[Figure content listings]
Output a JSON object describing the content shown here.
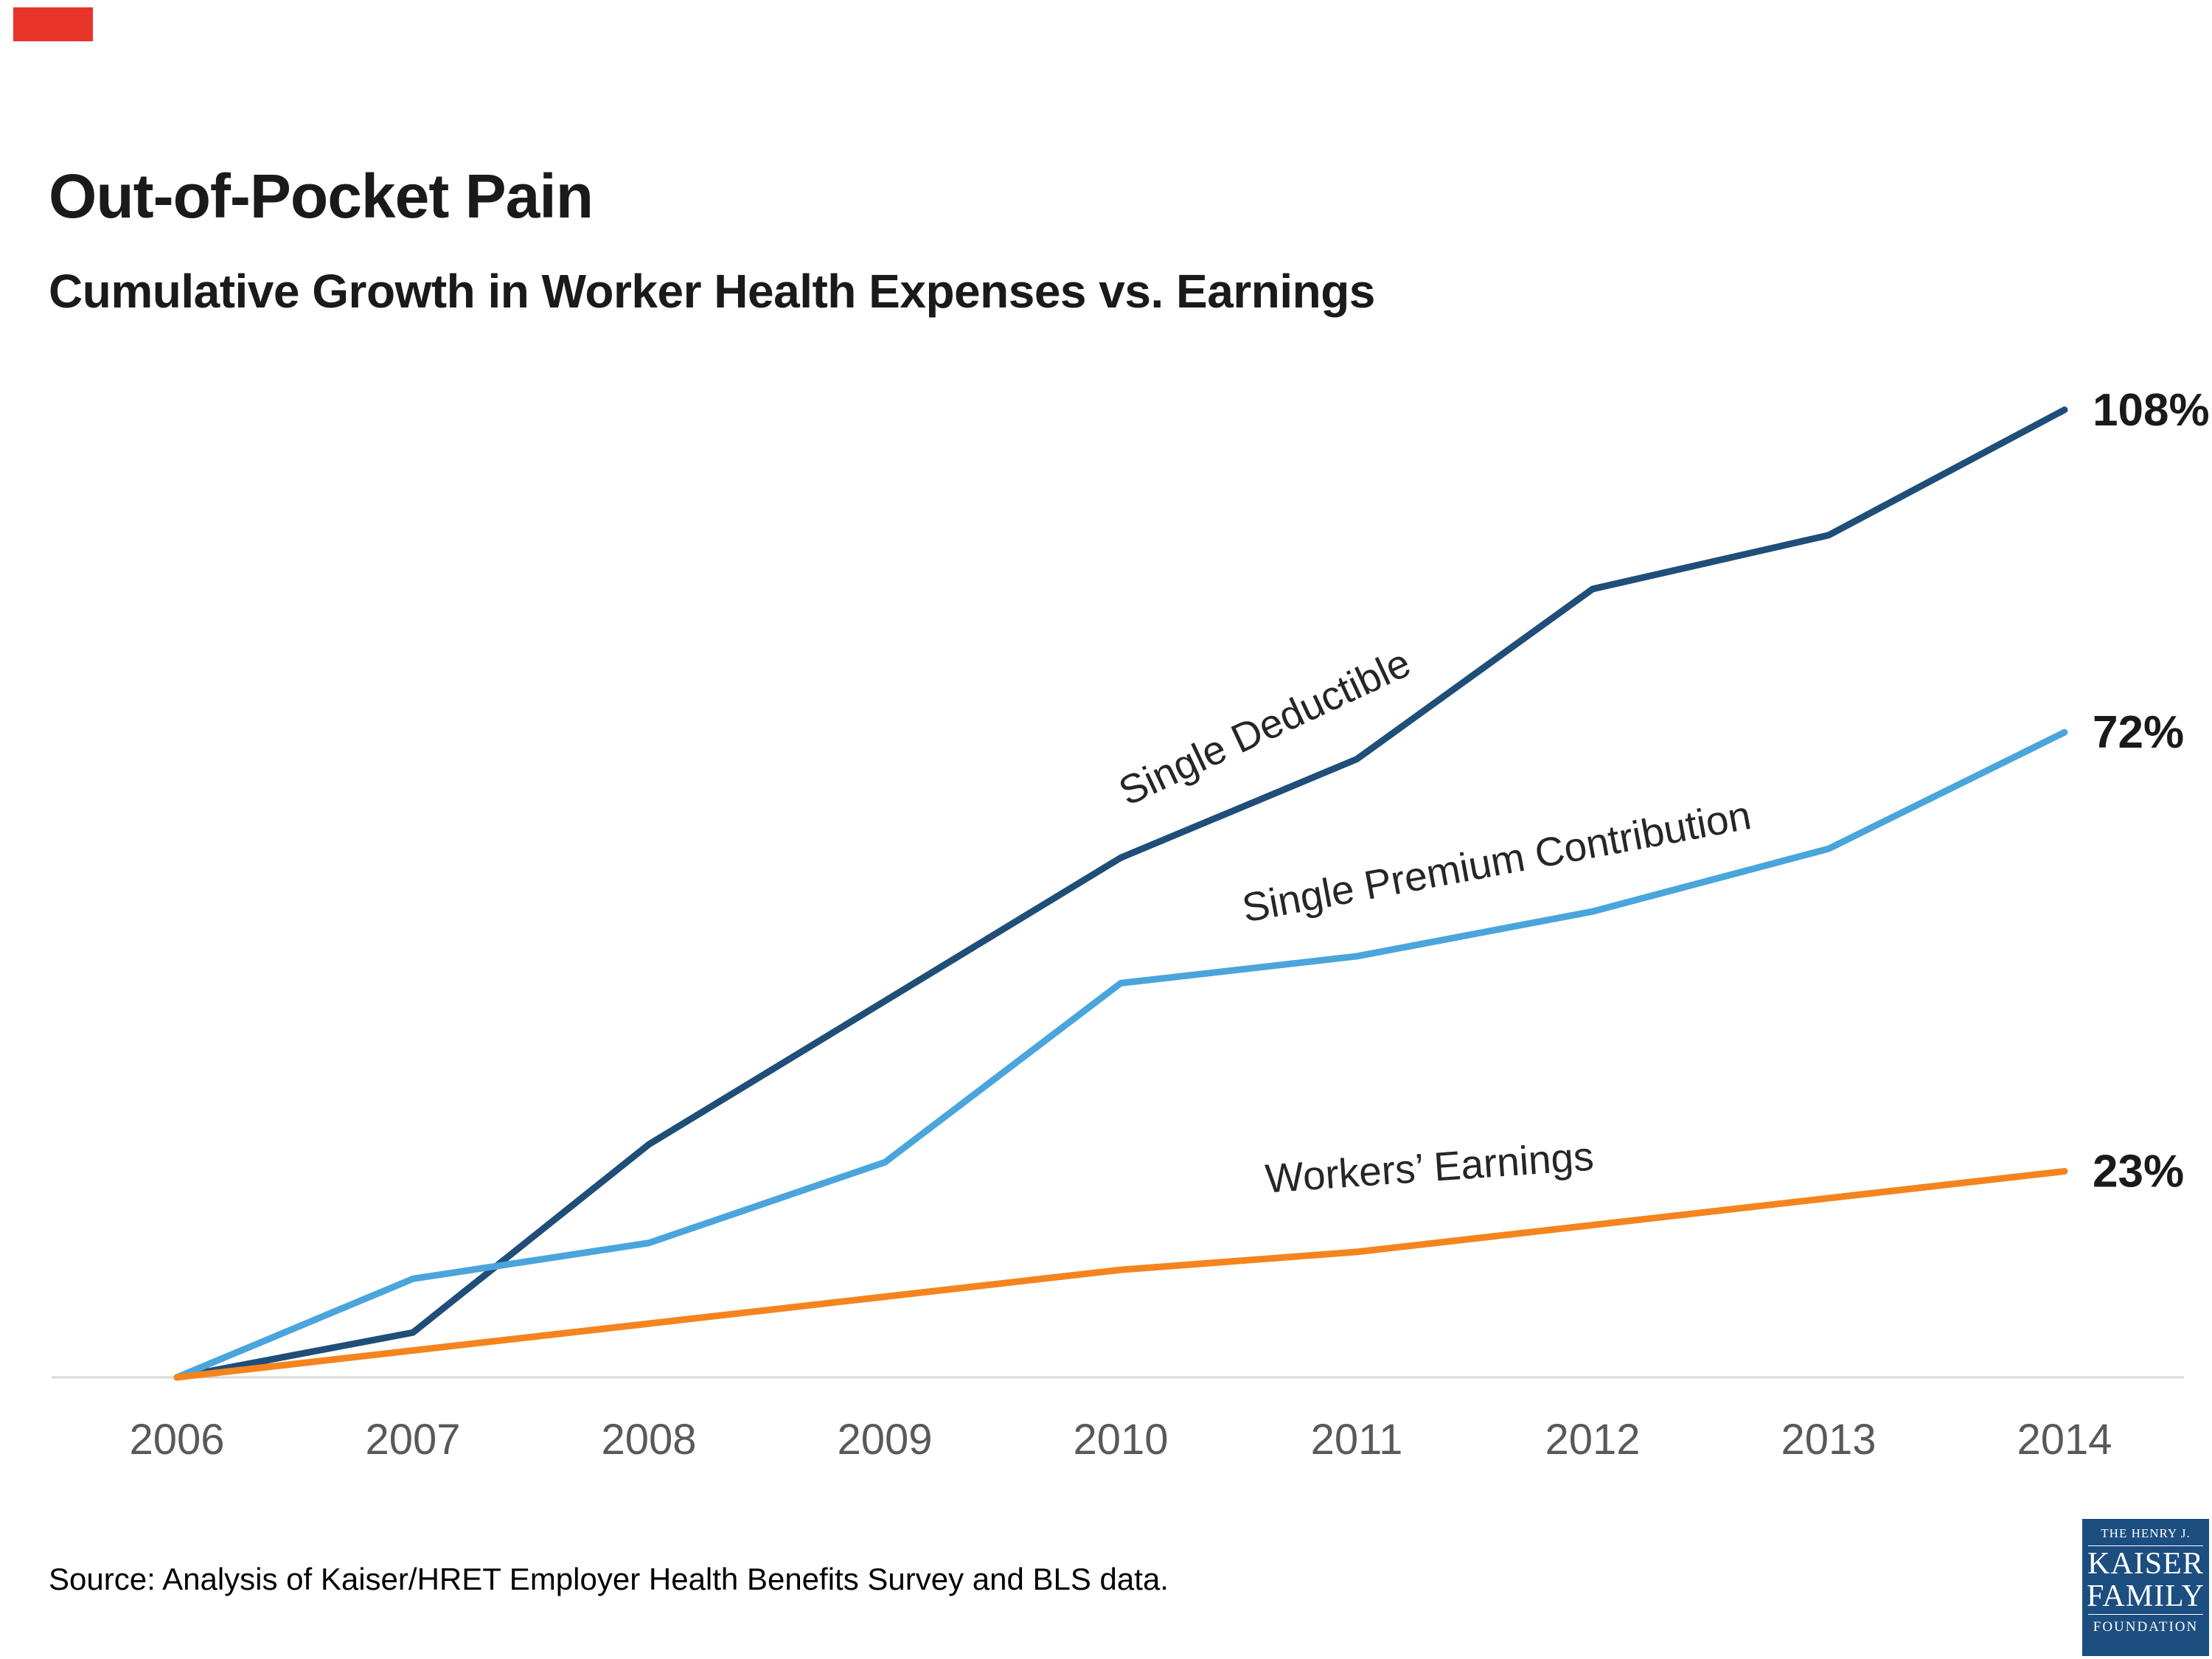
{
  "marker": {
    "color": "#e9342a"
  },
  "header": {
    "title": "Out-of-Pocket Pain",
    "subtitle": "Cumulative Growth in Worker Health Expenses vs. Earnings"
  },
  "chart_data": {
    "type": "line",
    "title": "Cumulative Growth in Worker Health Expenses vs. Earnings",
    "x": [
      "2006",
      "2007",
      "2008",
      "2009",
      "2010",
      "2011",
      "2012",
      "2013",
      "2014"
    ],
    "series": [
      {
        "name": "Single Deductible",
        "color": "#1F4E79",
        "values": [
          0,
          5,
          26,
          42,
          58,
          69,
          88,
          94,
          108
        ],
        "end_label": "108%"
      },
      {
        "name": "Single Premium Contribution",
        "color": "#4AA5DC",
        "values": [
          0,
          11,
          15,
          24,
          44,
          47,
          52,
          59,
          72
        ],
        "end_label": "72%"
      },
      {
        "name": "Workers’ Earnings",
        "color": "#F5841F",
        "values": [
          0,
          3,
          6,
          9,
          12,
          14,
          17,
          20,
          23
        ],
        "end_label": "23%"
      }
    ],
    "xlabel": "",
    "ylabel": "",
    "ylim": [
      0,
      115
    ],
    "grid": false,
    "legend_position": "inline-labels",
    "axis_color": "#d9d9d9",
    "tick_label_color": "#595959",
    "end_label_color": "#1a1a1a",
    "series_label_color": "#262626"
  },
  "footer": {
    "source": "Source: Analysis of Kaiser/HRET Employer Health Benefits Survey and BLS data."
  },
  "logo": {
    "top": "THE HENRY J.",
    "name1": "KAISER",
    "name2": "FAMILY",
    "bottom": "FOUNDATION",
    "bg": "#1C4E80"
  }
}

**Direction**.
Transcribe every entry word for word, but omit the pictures.

**Answer to this task**.
Output a JSON object describing the content shown here.
{
  "marker": {
    "color": "#e9342a"
  },
  "header": {
    "title": "Out-of-Pocket Pain",
    "subtitle": "Cumulative Growth in Worker Health Expenses vs. Earnings"
  },
  "chart_data": {
    "type": "line",
    "title": "Cumulative Growth in Worker Health Expenses vs. Earnings",
    "x": [
      "2006",
      "2007",
      "2008",
      "2009",
      "2010",
      "2011",
      "2012",
      "2013",
      "2014"
    ],
    "series": [
      {
        "name": "Single Deductible",
        "color": "#1F4E79",
        "values": [
          0,
          5,
          26,
          42,
          58,
          69,
          88,
          94,
          108
        ],
        "end_label": "108%"
      },
      {
        "name": "Single Premium Contribution",
        "color": "#4AA5DC",
        "values": [
          0,
          11,
          15,
          24,
          44,
          47,
          52,
          59,
          72
        ],
        "end_label": "72%"
      },
      {
        "name": "Workers’ Earnings",
        "color": "#F5841F",
        "values": [
          0,
          3,
          6,
          9,
          12,
          14,
          17,
          20,
          23
        ],
        "end_label": "23%"
      }
    ],
    "xlabel": "",
    "ylabel": "",
    "ylim": [
      0,
      115
    ],
    "grid": false,
    "legend_position": "inline-labels",
    "axis_color": "#d9d9d9",
    "tick_label_color": "#595959",
    "end_label_color": "#1a1a1a",
    "series_label_color": "#262626"
  },
  "footer": {
    "source": "Source: Analysis of Kaiser/HRET Employer Health Benefits Survey and BLS data."
  },
  "logo": {
    "top": "THE HENRY J.",
    "name1": "KAISER",
    "name2": "FAMILY",
    "bottom": "FOUNDATION",
    "bg": "#1C4E80"
  }
}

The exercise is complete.